■ Consigne donnée 1:
Dans les enregistrements, recopie tout ce qui va de la ligne contenant « sidebar-divider (912, 62, 939, 63) » jusqu'à celle contenant « sidebar-item-label: CATALOG (913, 149, 938, 156) ». Remplace « search-button » par « search-btn » sans rien modifier d'autre.

■ Extrait cité:
■ ■ ■ ■ ■ ■ ■
Les challenges méthodologiques du règlement européen sur les batteries
Plusieurs défis ont été soulignés et discutés lors de l’atelier organisé par WeLOOP et Renault pendant le congrès LCM, qui a eu lieu en septembre 2023, sur la réalisation de déclarations d’empreinte carbone des batteries de véhicules électriques basées sur le nouveau règlement européen sur les batteries.
Trois sujets principaux ont été discutés lors de cet atelier : L’unité fonctionnelle (FU), la disponibilité des données et leur influence sur les résultats, et l’application de la CFF en mettant l’accent sur les processus de recyclage et les matériaux recyclés.
Voici un résumé des sujets abordés, complété par quelques nouvelles et progrès récents dans l’évaluation environnementale des batteries.
Unité fonctionnelle (FU)
Le règlement sur les batteries définit l’unité fonctionnelle (annexe II) comme « un kWh (kilowattheure) de l’énergie totale fournie par le système de batterie pendant la durée de vie de la batterie, mesurée en kWh. L’énergie totale est obtenue en multipliant le nombre de cycles par la quantité d’énergie fournie au cours de chaque cycle« .
■ ■ ■ ■ ■ ■ ■
■ Données d'entrée:
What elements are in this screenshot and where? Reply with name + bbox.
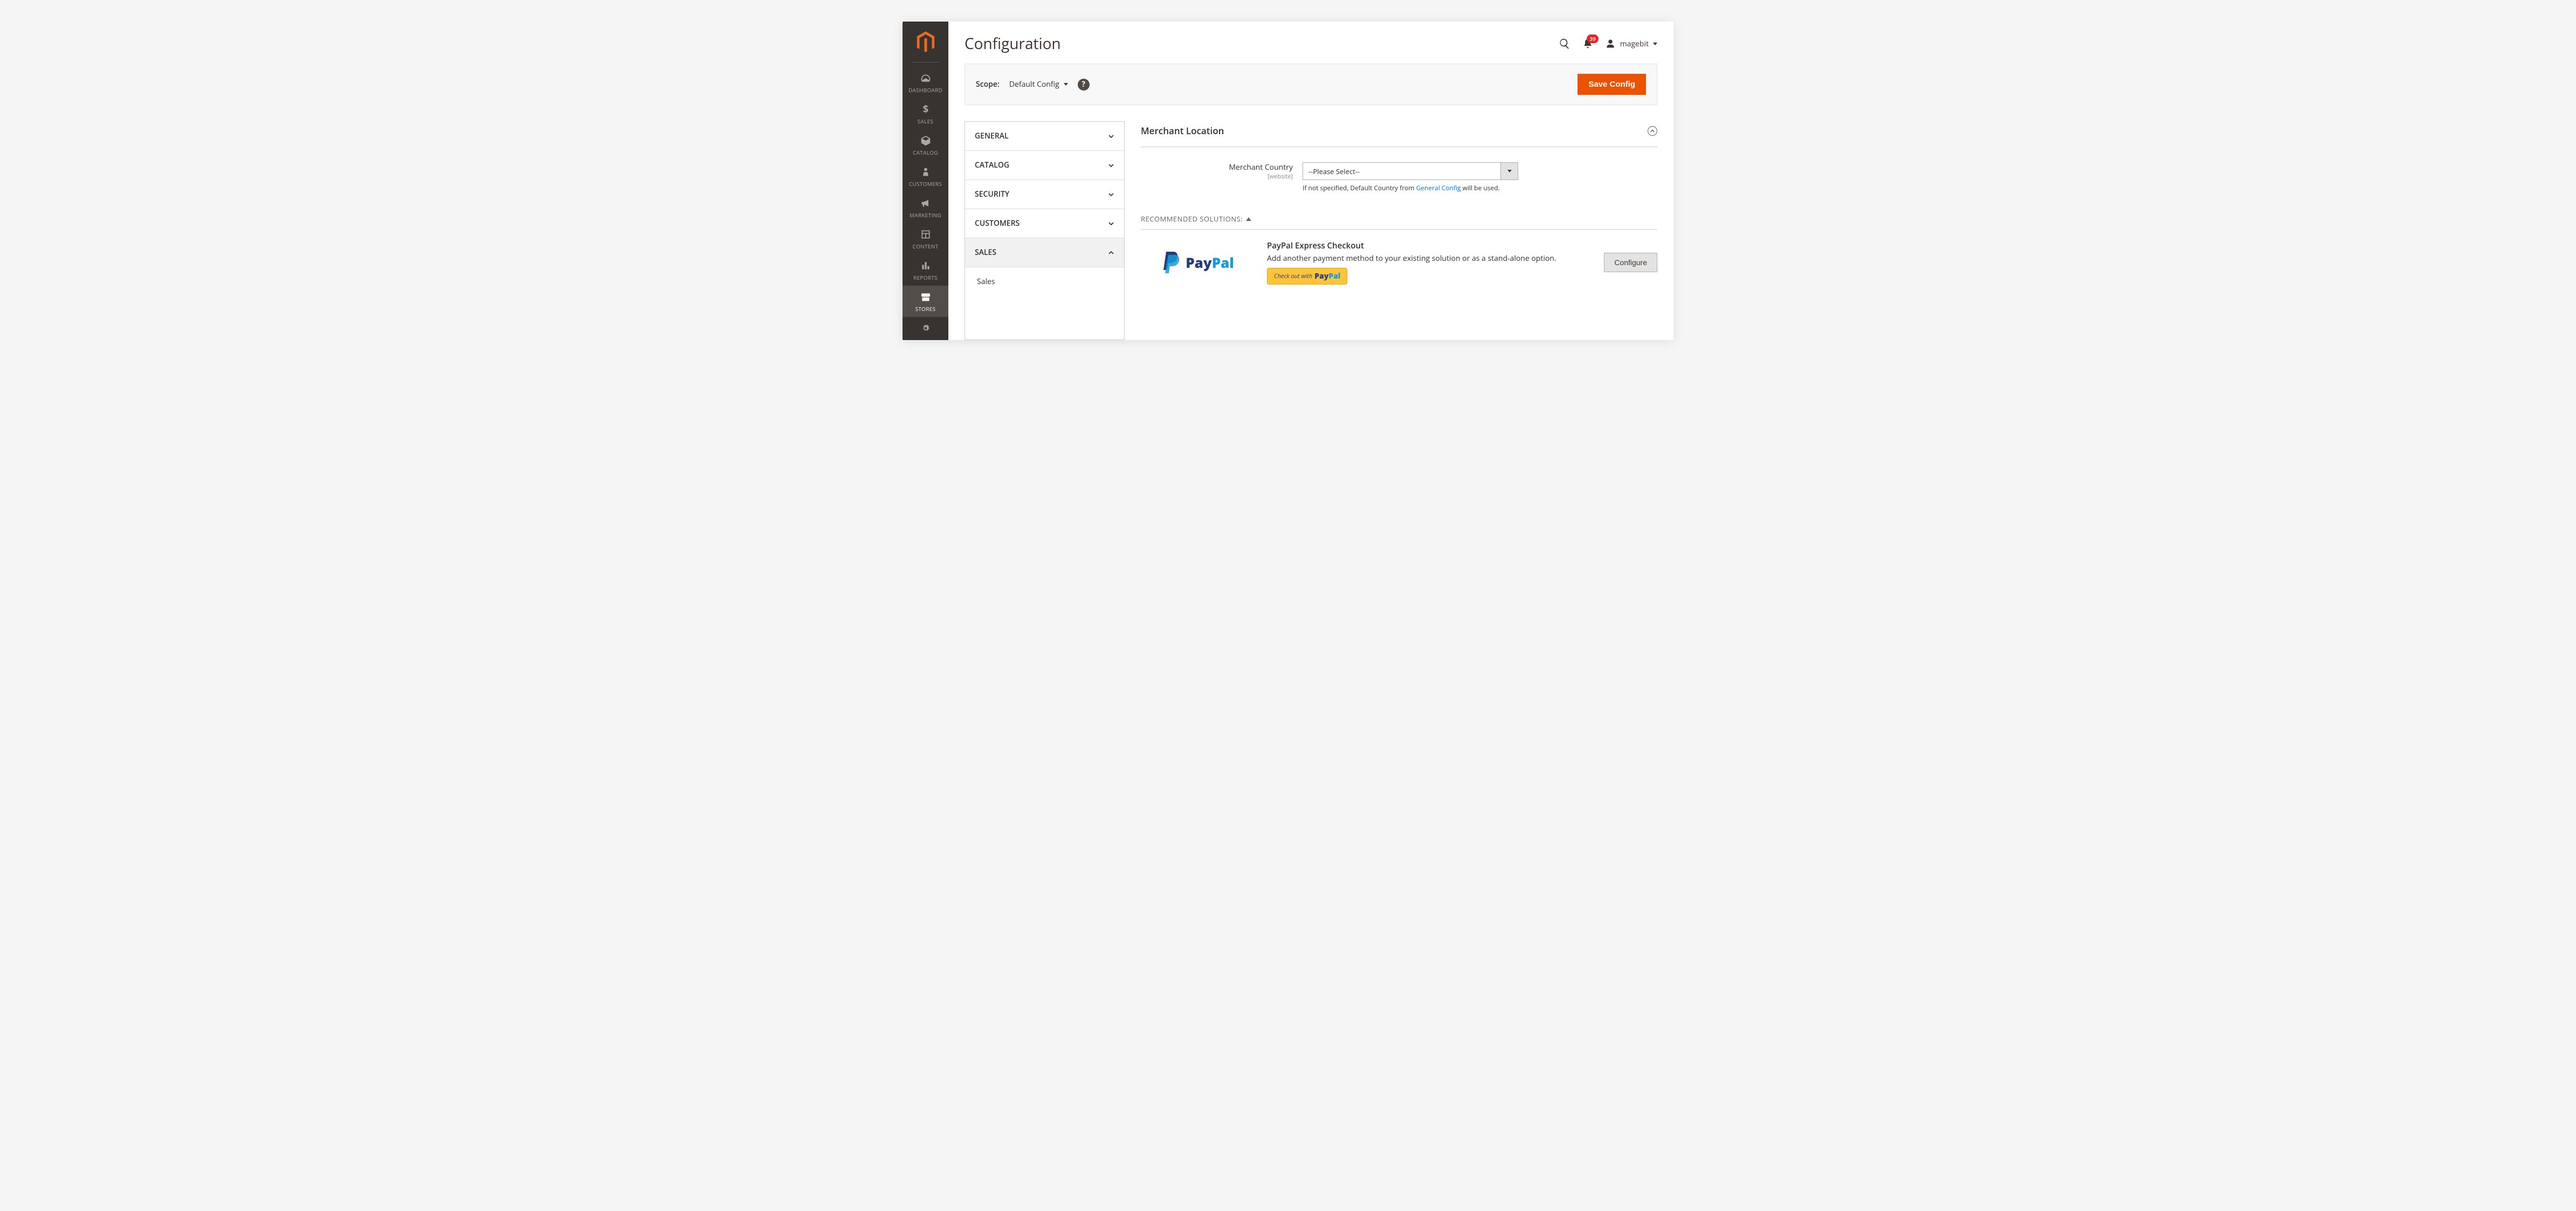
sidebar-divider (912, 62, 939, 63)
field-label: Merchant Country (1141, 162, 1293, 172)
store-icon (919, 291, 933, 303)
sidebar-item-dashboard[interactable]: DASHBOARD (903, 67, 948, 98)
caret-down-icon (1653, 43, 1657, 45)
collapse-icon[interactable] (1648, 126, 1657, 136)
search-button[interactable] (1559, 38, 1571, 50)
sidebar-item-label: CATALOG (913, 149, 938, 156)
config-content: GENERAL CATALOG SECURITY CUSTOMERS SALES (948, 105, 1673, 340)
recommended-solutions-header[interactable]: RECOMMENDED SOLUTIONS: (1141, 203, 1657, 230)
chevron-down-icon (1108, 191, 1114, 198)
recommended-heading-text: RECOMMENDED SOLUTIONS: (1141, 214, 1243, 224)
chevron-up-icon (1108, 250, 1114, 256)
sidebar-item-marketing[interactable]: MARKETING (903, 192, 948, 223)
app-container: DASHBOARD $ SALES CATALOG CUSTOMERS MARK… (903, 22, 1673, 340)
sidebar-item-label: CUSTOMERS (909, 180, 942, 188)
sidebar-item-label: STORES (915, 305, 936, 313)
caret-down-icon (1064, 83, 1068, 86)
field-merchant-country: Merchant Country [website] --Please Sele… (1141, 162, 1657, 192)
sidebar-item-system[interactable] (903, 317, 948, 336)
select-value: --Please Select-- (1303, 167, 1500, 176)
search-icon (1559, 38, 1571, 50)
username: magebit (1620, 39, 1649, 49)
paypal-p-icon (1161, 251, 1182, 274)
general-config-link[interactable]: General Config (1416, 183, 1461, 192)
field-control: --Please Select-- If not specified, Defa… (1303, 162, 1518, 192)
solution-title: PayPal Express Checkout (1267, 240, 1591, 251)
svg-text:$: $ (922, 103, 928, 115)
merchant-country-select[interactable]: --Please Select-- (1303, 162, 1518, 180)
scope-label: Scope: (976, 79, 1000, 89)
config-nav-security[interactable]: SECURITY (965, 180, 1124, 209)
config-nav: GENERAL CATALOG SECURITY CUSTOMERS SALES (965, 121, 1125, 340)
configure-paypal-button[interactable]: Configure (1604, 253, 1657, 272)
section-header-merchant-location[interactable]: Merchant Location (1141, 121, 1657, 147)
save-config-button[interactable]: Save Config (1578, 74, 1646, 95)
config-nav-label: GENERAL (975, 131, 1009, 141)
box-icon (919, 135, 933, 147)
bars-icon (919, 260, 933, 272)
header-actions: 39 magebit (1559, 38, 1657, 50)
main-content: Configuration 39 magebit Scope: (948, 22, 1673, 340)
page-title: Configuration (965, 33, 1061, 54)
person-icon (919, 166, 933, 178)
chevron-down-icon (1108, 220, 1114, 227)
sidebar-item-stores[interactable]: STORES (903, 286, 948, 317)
■ ■ ■ ■ ■ ■ ■
■ Consigne donnée 2:
Dans l'extrait, condense en une seule phrase plus courte le paragraphe qui commence par « Plusieurs défis ont été soulignés » en gardant ses faits principaux.

■ Solution complète 1:
sidebar-divider (912, 62, 939, 63)
field-label: Merchant Country (1141, 162, 1293, 172)
store-icon (919, 291, 933, 303)
sidebar-item-dashboard[interactable]: DASHBOARD (903, 67, 948, 98)
caret-down-icon (1653, 43, 1657, 45)
collapse-icon[interactable] (1648, 126, 1657, 136)
search-btn[interactable] (1559, 38, 1571, 50)
sidebar-item-label: CATALOG (913, 149, 938, 156)

■ Solution complète 2:
En septembre 2023, lors du congrès LCM, un atelier de WeLOOP et Renault a discuté plusieurs défis posés par les déclarations d'empreinte carbone des batteries de véhicules électriques fondées sur le nouveau règlement européen sur les batteries.